Objective: Find the word "orders" in the listing; pull out each line holding it.

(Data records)
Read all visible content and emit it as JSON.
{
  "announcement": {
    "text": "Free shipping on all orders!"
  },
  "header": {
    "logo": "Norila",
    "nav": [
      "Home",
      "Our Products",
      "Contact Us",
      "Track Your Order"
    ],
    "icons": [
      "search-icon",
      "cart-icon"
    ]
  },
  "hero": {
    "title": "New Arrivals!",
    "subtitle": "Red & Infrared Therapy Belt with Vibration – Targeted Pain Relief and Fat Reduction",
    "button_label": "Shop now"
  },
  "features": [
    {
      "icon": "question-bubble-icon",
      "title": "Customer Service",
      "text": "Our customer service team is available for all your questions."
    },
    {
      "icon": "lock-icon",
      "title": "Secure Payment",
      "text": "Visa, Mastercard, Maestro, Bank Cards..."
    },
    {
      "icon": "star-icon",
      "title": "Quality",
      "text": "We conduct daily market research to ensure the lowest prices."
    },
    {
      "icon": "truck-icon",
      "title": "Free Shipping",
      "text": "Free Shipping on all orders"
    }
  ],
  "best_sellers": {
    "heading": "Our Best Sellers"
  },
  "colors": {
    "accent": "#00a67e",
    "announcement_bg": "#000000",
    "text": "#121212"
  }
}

Solution below:
    "text": "Free shipping on all orders!"
      "text": "Free Shipping on all orders"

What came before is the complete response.